_Task input_
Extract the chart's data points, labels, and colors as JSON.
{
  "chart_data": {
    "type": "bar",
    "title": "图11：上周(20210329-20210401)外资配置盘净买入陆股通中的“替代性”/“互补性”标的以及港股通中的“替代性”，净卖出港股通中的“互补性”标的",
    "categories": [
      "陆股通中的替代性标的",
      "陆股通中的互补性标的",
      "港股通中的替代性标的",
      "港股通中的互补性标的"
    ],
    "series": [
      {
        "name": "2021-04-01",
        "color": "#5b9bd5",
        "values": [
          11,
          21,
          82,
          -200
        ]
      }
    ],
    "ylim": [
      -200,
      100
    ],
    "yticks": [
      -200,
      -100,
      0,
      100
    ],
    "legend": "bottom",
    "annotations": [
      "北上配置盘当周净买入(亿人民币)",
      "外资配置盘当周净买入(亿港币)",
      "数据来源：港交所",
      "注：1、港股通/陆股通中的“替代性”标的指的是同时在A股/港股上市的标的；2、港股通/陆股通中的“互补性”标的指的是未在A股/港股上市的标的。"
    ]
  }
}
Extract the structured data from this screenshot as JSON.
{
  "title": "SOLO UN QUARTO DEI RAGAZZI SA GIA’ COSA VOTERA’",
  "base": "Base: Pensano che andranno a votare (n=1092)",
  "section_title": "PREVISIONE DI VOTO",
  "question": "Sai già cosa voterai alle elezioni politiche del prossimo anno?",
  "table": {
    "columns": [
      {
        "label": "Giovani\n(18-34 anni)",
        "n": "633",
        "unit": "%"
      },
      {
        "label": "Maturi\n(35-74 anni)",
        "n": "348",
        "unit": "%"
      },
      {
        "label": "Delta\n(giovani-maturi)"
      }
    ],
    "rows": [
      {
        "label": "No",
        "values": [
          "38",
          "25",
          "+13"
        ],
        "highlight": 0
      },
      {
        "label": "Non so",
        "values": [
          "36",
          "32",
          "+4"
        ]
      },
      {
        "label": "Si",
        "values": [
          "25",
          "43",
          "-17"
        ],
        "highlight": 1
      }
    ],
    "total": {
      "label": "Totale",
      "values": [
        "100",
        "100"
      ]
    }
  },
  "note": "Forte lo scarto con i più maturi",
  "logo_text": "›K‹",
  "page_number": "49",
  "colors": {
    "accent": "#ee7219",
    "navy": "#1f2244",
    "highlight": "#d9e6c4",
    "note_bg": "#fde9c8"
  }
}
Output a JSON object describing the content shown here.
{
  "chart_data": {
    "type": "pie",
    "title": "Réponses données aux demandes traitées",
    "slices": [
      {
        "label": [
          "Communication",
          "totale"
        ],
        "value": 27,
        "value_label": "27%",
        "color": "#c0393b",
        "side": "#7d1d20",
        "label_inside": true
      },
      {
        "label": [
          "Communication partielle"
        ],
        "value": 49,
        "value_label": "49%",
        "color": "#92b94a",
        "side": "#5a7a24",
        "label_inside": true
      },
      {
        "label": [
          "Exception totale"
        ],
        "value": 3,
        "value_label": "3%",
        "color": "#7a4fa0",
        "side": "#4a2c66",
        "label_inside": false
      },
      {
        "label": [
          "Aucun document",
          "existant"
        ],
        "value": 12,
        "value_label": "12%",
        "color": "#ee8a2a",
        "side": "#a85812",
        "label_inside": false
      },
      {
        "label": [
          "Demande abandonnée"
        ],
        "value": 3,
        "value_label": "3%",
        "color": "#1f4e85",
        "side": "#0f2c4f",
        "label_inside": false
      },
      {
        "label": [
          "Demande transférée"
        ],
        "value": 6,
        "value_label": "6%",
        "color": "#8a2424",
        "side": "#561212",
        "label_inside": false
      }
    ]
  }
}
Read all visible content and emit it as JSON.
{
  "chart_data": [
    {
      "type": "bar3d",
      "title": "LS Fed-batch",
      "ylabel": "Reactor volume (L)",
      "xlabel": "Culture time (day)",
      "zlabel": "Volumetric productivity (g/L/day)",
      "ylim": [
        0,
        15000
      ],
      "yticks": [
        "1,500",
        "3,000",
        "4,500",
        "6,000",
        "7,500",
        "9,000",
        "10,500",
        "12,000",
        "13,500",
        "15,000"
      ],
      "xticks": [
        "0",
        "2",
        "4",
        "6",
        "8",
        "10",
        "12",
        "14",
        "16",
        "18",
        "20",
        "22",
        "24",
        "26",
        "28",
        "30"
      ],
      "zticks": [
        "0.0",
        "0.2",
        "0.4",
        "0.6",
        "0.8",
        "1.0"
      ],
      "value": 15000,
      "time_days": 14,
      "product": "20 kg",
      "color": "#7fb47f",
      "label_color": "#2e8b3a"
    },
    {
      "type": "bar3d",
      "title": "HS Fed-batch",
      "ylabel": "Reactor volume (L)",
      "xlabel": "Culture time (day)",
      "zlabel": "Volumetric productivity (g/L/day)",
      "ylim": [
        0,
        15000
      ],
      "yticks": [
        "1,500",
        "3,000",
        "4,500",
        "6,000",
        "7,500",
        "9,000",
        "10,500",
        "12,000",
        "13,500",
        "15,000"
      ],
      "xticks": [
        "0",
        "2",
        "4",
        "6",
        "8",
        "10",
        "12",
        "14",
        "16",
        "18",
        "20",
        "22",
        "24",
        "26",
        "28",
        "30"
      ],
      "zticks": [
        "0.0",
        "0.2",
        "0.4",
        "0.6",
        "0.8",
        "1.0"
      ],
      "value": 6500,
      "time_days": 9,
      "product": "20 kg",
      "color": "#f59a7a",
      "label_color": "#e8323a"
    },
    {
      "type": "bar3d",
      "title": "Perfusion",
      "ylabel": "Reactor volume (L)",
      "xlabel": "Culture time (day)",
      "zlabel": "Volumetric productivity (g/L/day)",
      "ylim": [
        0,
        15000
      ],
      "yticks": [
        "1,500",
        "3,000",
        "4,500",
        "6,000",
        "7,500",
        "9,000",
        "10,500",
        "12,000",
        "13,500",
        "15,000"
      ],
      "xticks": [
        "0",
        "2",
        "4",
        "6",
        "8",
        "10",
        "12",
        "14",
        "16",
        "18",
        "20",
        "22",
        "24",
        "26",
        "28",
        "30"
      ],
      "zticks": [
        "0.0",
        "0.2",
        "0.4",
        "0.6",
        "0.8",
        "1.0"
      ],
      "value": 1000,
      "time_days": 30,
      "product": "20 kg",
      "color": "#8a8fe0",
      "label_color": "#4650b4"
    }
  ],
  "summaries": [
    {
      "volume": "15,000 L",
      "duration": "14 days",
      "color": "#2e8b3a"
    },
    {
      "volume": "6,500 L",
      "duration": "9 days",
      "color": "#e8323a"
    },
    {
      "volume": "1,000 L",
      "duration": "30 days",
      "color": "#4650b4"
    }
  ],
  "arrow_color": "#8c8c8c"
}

_Exercise description_
Gather all the lines that include the word "highlight" and copy them out.

_Task answer_
        "highlight": 0
        "highlight": 1
    "highlight": "#d9e6c4",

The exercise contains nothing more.